* Task statement
All records should be reproduced verbatim.

* The input
━━━━━━

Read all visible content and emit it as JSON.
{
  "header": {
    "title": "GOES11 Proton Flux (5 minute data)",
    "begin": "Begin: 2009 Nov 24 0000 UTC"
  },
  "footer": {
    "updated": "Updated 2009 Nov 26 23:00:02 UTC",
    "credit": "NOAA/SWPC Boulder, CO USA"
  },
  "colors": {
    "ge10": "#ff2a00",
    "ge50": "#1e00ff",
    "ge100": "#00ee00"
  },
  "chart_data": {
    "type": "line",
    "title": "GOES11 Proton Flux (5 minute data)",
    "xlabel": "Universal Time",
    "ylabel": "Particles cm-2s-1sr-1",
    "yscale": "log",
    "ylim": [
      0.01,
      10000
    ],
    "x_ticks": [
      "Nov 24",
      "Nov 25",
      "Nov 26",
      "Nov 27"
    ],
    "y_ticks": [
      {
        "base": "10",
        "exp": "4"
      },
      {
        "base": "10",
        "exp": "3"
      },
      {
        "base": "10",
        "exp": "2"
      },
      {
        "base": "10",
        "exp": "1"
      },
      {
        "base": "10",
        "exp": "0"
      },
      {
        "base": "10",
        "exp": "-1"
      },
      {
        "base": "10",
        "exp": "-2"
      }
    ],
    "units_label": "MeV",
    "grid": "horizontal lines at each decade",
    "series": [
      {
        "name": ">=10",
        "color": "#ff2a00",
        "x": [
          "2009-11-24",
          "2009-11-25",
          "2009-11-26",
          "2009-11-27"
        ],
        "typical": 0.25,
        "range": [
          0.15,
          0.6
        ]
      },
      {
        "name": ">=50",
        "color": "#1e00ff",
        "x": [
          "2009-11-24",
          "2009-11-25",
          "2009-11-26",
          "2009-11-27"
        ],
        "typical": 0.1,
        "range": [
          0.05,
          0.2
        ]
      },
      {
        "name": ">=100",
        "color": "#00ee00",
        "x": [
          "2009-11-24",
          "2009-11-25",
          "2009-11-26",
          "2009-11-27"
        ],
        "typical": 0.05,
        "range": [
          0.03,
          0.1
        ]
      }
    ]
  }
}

━━━━━━

* Written answer
Read all visible content and emit it as JSON.
{
  "header": {
    "title": "GOES11 Proton Flux (5 minute data)",
    "begin": "Begin: 2009 Nov 24 0000 UTC"
  },
  "footer": {
    "updated": "Updated 2009 Nov 26 23:00:02 UTC",
    "credit": "NOAA/SWPC Boulder, CO USA"
  },
  "colors": {
    "ge10": "#ff2a00",
    "ge50": "#1e00ff",
    "ge100": "#00ee00"
  },
  "chart_data": {
    "type": "line",
    "title": "GOES11 Proton Flux (5 minute data)",
    "xlabel": "Universal Time",
    "ylabel": "Particles cm-2s-1sr-1",
    "yscale": "log",
    "ylim": [
      0.01,
      10000
    ],
    "x_ticks": [
      "Nov 24",
      "Nov 25",
      "Nov 26",
      "Nov 27"
    ],
    "y_ticks": [
      {
        "base": "10",
        "exp": "4"
      },
      {
        "base": "10",
        "exp": "3"
      },
      {
        "base": "10",
        "exp": "2"
      },
      {
        "base": "10",
        "exp": "1"
      },
      {
        "base": "10",
        "exp": "0"
      },
      {
        "base": "10",
        "exp": "-1"
      },
      {
        "base": "10",
        "exp": "-2"
      }
    ],
    "units_label": "MeV",
    "grid": "horizontal lines at each decade",
    "series": [
      {
        "name": ">=10",
        "color": "#ff2a00",
        "x": [
          "2009-11-24",
          "2009-11-25",
          "2009-11-26",
          "2009-11-27"
        ],
        "typical": 0.25,
        "range": [
          0.15,
          0.6
        ]
      },
      {
        "name": ">=50",
        "color": "#1e00ff",
        "x": [
          "2009-11-24",
          "2009-11-25",
          "2009-11-26",
          "2009-11-27"
        ],
        "typical": 0.1,
        "range": [
          0.05,
          0.2
        ]
      },
      {
        "name": ">=100",
        "color": "#00ee00",
        "x": [
          "2009-11-24",
          "2009-11-25",
          "2009-11-26",
          "2009-11-27"
        ],
        "typical": 0.05,
        "range": [
          0.03,
          0.1
        ]
      }
    ]
  }
}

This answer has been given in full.